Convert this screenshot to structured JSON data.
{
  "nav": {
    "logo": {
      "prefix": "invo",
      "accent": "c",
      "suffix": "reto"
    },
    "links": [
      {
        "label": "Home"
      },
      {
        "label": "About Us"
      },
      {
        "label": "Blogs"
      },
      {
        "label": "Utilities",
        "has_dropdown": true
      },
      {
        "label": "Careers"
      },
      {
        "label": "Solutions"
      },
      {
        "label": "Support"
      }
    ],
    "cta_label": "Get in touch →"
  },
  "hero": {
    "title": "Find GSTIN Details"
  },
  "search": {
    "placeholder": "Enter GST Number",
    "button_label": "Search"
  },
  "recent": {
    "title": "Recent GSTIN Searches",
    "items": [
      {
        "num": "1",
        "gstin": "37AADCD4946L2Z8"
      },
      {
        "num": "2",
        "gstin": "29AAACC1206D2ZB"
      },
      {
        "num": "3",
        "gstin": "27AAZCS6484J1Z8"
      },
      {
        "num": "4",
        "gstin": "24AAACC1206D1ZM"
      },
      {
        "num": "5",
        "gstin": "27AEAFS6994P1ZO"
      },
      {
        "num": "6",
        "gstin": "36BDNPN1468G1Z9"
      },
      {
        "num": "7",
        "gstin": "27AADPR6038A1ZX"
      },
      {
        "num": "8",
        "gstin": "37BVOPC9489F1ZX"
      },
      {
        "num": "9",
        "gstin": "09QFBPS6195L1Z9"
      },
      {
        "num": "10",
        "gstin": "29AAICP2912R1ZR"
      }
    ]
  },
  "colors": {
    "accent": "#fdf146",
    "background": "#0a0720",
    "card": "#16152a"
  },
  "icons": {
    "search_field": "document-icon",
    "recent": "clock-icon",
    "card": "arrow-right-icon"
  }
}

■ ■ ■ ■

Set problem
Your task is to repeat every line exactly.

The answer
Convert this screenshot to structured JSON data.
{
  "nav": {
    "logo": {
      "prefix": "invo",
      "accent": "c",
      "suffix": "reto"
    },
    "links": [
      {
        "label": "Home"
      },
      {
        "label": "About Us"
      },
      {
        "label": "Blogs"
      },
      {
        "label": "Utilities",
        "has_dropdown": true
      },
      {
        "label": "Careers"
      },
      {
        "label": "Solutions"
      },
      {
        "label": "Support"
      }
    ],
    "cta_label": "Get in touch →"
  },
  "hero": {
    "title": "Find GSTIN Details"
  },
  "search": {
    "placeholder": "Enter GST Number",
    "button_label": "Search"
  },
  "recent": {
    "title": "Recent GSTIN Searches",
    "items": [
      {
        "num": "1",
        "gstin": "37AADCD4946L2Z8"
      },
      {
        "num": "2",
        "gstin": "29AAACC1206D2ZB"
      },
      {
        "num": "3",
        "gstin": "27AAZCS6484J1Z8"
      },
      {
        "num": "4",
        "gstin": "24AAACC1206D1ZM"
      },
      {
        "num": "5",
        "gstin": "27AEAFS6994P1ZO"
      },
      {
        "num": "6",
        "gstin": "36BDNPN1468G1Z9"
      },
      {
        "num": "7",
        "gstin": "27AADPR6038A1ZX"
      },
      {
        "num": "8",
        "gstin": "37BVOPC9489F1ZX"
      },
      {
        "num": "9",
        "gstin": "09QFBPS6195L1Z9"
      },
      {
        "num": "10",
        "gstin": "29AAICP2912R1ZR"
      }
    ]
  },
  "colors": {
    "accent": "#fdf146",
    "background": "#0a0720",
    "card": "#16152a"
  },
  "icons": {
    "search_field": "document-icon",
    "recent": "clock-icon",
    "card": "arrow-right-icon"
  }
}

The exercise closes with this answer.